Current Legislative Issues

2017 Legislative Session Recap

Protecting and Advancing the Practice of Physical Therapy: 2017 Legislative Session Recap

 During the 85th Legislative Session, TPTA introduced three bills and responded to many others. Our members were engaged with their legislators in targeted outreach efforts, and we held a successful Legislative Day.  Together, we continue to protect and advance the practice of physical therapy and help ensure access for our patients. 

Sunset Review of the Physical Therapy Practice Act
The Texas Board of Physical Therapy Examiners (TBPTE) and Executive Council of Physical Therapy and Occupational Therapy Examiners (ECPTOTE) were scheduled for Sunset Review in 2017.  During the Sunset Review process, the Sunset Advisory Commission (“Sunset”) staff and members review the board or agency to determine whether it is still necessary. 

The Sunset staff initially suggested that the TBPTE be consolidated with the Texas Department of Licensing and Regulation (TDLR), which would eliminate our independent licensing board and replace it with an advisory committee.  TPTA members and staff quickly responded. Based on key testimony from TPTA members and staff at the December 8th Sunset Advisory Commission hearing, this recommendation was pulled from the final recommendation.

The Senate Bill, SB 317, was carried by Senator Robert Nichols, and the House Bill, HB 3210, was carried by Representative Cindy Burkett. The Senate version of the bill was successfully passed during legislative session, and was signed by Governor Abbott on June 9th.

Direct Patient Access
The direct patient access bill, SB 728, was filed in the Senate by Senator Van Taylor and was co-authored by Senator Jose Rodriguez. The House bill, HB 2118, was filed by Representative Stephanie Klick and was co-authored by Representatives Garnet Coleman, Briscoe Cain, Matt Rinaldi, Matt Schaefer, and James White.  The filed bill would have allowed for direct patient access for 30 calendar days by physical therapists who have been licensed to practice for at least one year, were covered by professional liability insurance in the minimum amount required by board rule, and either hold a doctoral degree in physical therapy or completed at least 30 hours of continuing competence activities in the area of differential diagnosis.

Neither bill was passed out of committee.

Physical Therapy Licensure Compact
In April 2014, an advisory task force was assembled by the Federation of State Boards of Physical Therapy, with the goal of drafting a proposal for the Physical Therapy Licensure Compact (“Compact”). Ten states needed to pass specific language in their practice acts in order to enact and participate in the Compact. Oregon became the first state to pass the Compact in March 2016.

While the Compact language was included in the Sunset bills, TPTA decided to pursue a stand-alone bill to ensure that the language was appropriately adopted (any changes to the language would make it void and not allow the state to participate in the Compact). Representative Travis Clardy filed HB 2765.

TPTA members testified in support of the bill on and it was reported favorably from committee without amendments and later passed by the full House. The bill was then referred to the Senate Business and Commerce Committee. TPTA members testified before the Senate committee and it was reported favorably from committee and passed by the full Senate. Governor Abbott signed the bill on June 9th, ensuring Texas’ participation in the Compact.

Medicaid Rates and the Appropriation Bills
Medicaid therapy services have been the subject of proposed and adopted Appropriations bill riders since 2013. These riders have resulted in continuous reductions in Medicaid therapy rates, as well as policy changes to decrease spending. These changes and cuts have reduced access to physical therapy services, and negatively impacted children and people with disabilities who rely on Medicaid therapy services.

Both the Appropriations Bill SB1 and the Supplemental Appropriations Bill HB 2 proposed partial rate restorations on Medicaid therapy services reductions proposed for 2017.  The final passed Appropriations Bill included a 25% restoration of rates for the 2018-19 biennium, and included several riders to study therapy services and ensure continued access to care, and additional funds to delay reductions for PTA-rendered services.  The final passed Supplemental Appropriations Bill included a 50% restoration of rates for the remaining 2017 budget (through August 31, 2017).

___

**Problems to work on:**
#1 Rewrite the part of the 2017 legislative session recap starting with "Sunset Review of" and going on through "the final recommendation.", replacing "TBPTE" with "Board".
#2 According to the 2017 legislative session recap, which state was the first to pass the Physical Therapy Licensure Compact, and when?
#3 For each statement, say whether it agrees with the 2017 legislative session recap, and quote the words of the recap that decide it. (a) Senator Van Taylor filed the direct patient access bill in the Senate. (b) The direct patient access bill was passed out of committee. (c) The final passed Appropriations Bill included a 50% restoration of rates for the 2018-19 biennium.

___

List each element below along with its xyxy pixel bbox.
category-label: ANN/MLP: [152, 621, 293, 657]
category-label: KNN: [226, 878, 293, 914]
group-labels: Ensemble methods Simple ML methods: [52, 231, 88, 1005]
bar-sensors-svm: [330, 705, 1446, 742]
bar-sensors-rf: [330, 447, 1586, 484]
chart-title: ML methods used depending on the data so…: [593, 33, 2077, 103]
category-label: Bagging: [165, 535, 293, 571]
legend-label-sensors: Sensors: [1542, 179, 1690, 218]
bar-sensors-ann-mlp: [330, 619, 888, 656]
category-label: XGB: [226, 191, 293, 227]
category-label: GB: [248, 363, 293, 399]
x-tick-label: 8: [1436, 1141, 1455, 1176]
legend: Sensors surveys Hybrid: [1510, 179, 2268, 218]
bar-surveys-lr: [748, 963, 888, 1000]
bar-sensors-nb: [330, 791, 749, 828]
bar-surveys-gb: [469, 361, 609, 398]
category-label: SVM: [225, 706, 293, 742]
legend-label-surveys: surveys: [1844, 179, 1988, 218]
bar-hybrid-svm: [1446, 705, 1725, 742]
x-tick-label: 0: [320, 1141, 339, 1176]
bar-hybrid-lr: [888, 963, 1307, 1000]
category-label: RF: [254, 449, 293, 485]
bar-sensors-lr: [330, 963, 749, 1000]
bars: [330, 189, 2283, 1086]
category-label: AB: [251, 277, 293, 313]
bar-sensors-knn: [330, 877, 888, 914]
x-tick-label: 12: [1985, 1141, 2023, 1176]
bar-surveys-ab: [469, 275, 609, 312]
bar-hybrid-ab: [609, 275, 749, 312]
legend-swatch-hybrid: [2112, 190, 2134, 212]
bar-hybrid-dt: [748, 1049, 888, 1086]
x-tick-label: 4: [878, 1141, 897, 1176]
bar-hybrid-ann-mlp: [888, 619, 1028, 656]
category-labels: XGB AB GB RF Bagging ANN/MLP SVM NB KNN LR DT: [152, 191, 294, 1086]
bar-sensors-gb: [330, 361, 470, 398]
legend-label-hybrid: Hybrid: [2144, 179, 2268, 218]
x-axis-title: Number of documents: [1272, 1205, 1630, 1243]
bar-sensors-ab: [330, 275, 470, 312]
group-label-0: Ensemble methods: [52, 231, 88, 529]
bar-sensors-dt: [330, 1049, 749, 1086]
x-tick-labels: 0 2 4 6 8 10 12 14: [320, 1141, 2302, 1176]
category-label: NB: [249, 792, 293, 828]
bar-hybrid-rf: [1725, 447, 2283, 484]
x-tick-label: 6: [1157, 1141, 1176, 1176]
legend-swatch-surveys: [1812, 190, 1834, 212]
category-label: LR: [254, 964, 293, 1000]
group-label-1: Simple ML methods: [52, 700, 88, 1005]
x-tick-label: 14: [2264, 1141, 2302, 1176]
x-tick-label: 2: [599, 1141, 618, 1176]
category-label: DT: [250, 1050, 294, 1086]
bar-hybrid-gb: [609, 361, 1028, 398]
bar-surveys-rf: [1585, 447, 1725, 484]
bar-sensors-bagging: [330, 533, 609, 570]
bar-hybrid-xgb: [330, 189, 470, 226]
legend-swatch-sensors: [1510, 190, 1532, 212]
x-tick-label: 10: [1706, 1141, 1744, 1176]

___

**Exercise solutions:**
#1
Sunset Review of the Physical Therapy Practice Act
The Texas Board of Physical Therapy Examiners (Board) and Executive Council of Physical Therapy and Occupational Therapy Examiners (ECPTOTE) were scheduled for Sunset Review in 2017.  During the Sunset Review process, the Sunset Advisory Commission (“Sunset”) staff and members review the board or agency to determine whether it is still necessary. 

The Sunset staff initially suggested that the Board be consolidated with the Texas Department of Licensing and Regulation (TDLR), which would eliminate our independent licensing board and replace it with an advisory committee.  TPTA members and staff quickly responded. Based on key testimony from TPTA members and staff at the December 8th Sunset Advisory Commission hearing, this recommendation was pulled from the final recommendation.

#2 Oregon, in March 2016.

#3
(a) Yes: "The direct patient access bill, SB 728, was filed in the Senate by Senator Van Taylor"
(b) No: "Neither bill was passed out of committee."
(c) No: "The final passed Appropriations Bill included a 25% restoration of rates for the 2018-19 biennium"